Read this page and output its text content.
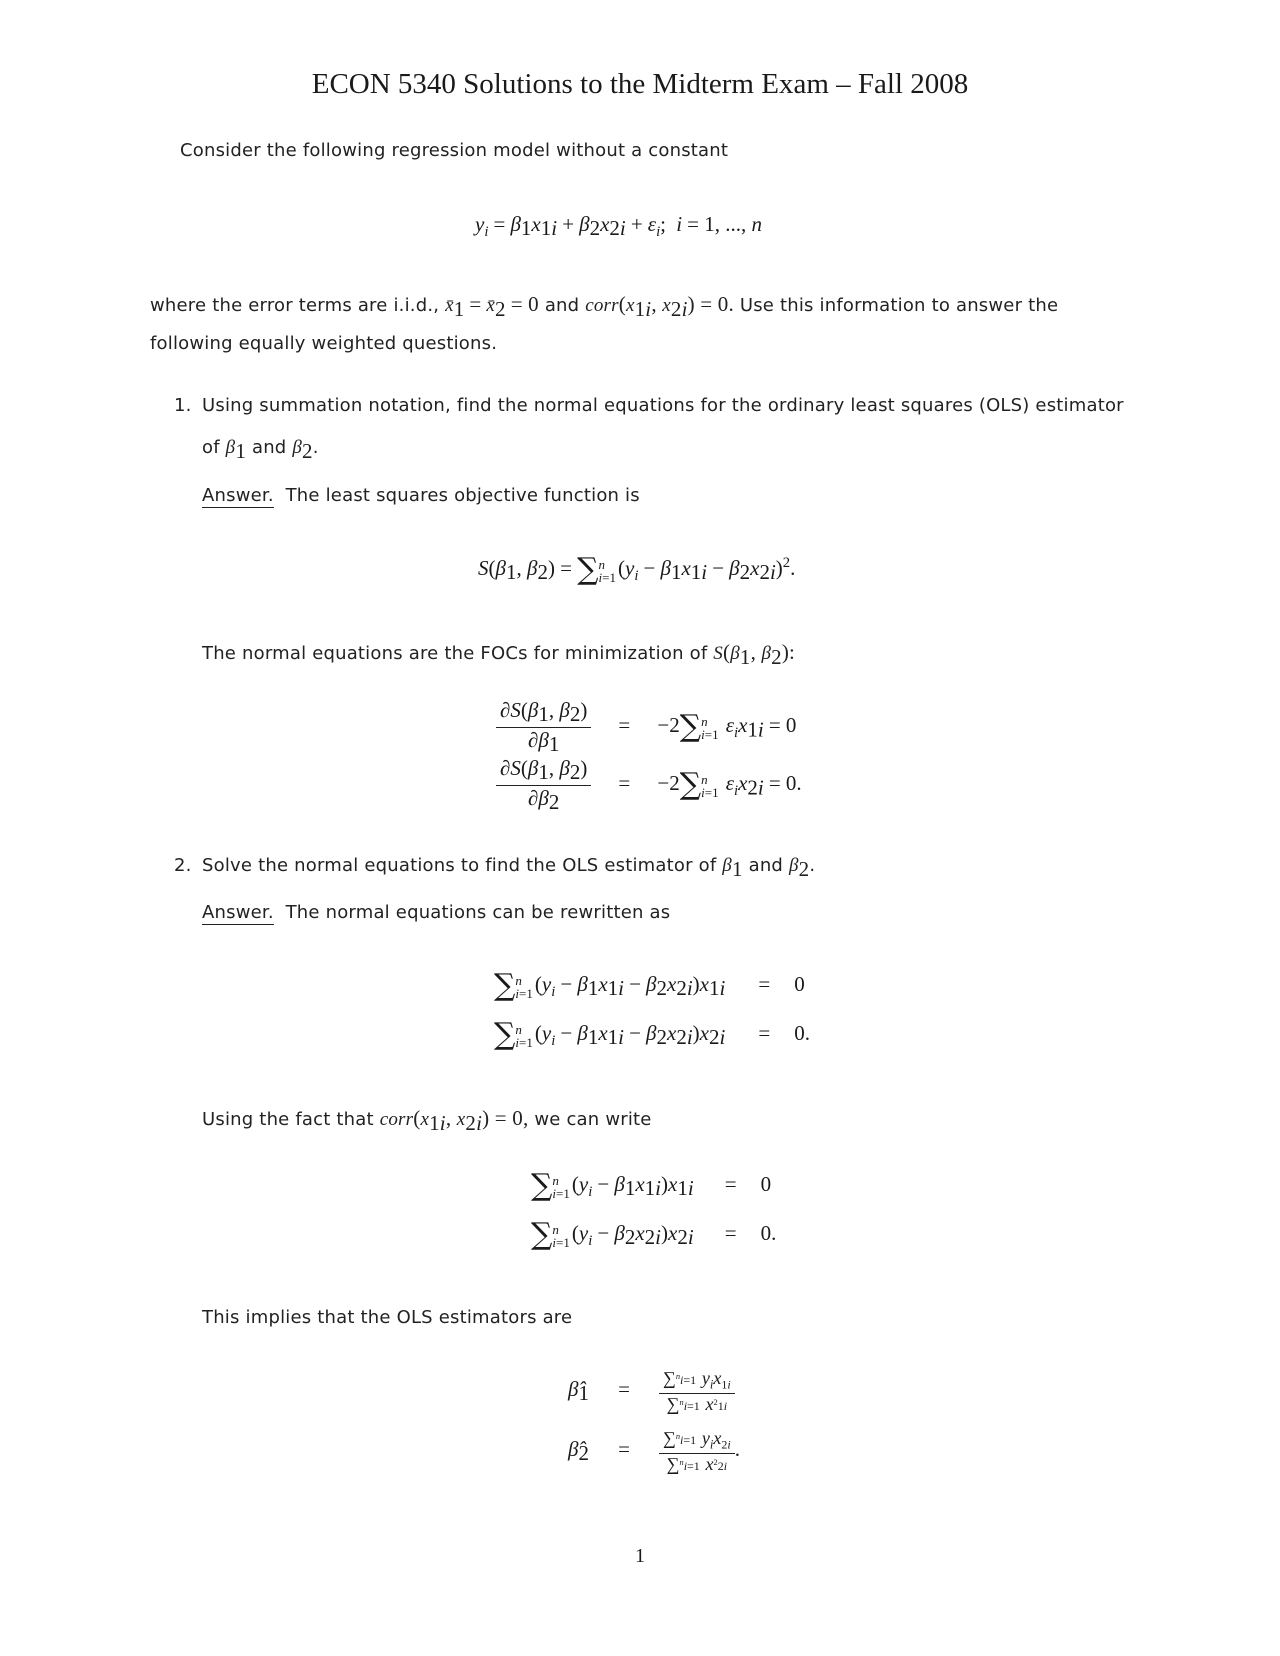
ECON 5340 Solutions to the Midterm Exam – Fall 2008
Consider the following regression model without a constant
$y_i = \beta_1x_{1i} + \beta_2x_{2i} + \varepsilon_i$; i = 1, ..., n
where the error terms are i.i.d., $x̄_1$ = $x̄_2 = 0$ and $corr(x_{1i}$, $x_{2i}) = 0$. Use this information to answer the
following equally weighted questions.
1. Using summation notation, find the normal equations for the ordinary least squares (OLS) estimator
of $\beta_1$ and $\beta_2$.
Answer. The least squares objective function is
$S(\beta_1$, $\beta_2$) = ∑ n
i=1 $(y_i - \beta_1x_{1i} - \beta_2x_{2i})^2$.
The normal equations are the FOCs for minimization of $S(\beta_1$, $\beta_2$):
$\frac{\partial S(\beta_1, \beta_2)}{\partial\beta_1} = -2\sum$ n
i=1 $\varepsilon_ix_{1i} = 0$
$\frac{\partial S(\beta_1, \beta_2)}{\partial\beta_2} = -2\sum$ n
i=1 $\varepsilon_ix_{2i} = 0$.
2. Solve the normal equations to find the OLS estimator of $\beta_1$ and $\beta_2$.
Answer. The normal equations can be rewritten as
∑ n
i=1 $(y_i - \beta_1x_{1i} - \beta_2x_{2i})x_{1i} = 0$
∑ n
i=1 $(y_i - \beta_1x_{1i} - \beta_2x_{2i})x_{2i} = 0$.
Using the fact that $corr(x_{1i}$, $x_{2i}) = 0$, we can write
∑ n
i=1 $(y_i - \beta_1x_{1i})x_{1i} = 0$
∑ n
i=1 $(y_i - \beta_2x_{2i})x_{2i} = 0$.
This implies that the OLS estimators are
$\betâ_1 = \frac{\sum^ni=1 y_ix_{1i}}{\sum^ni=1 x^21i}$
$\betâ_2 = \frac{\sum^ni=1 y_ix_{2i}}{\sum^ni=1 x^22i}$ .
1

#####

[REQUEST]: Across the records, count the lines holding the string "partial". Give the number and stop.

[EXERCISE OUTPUT]: 2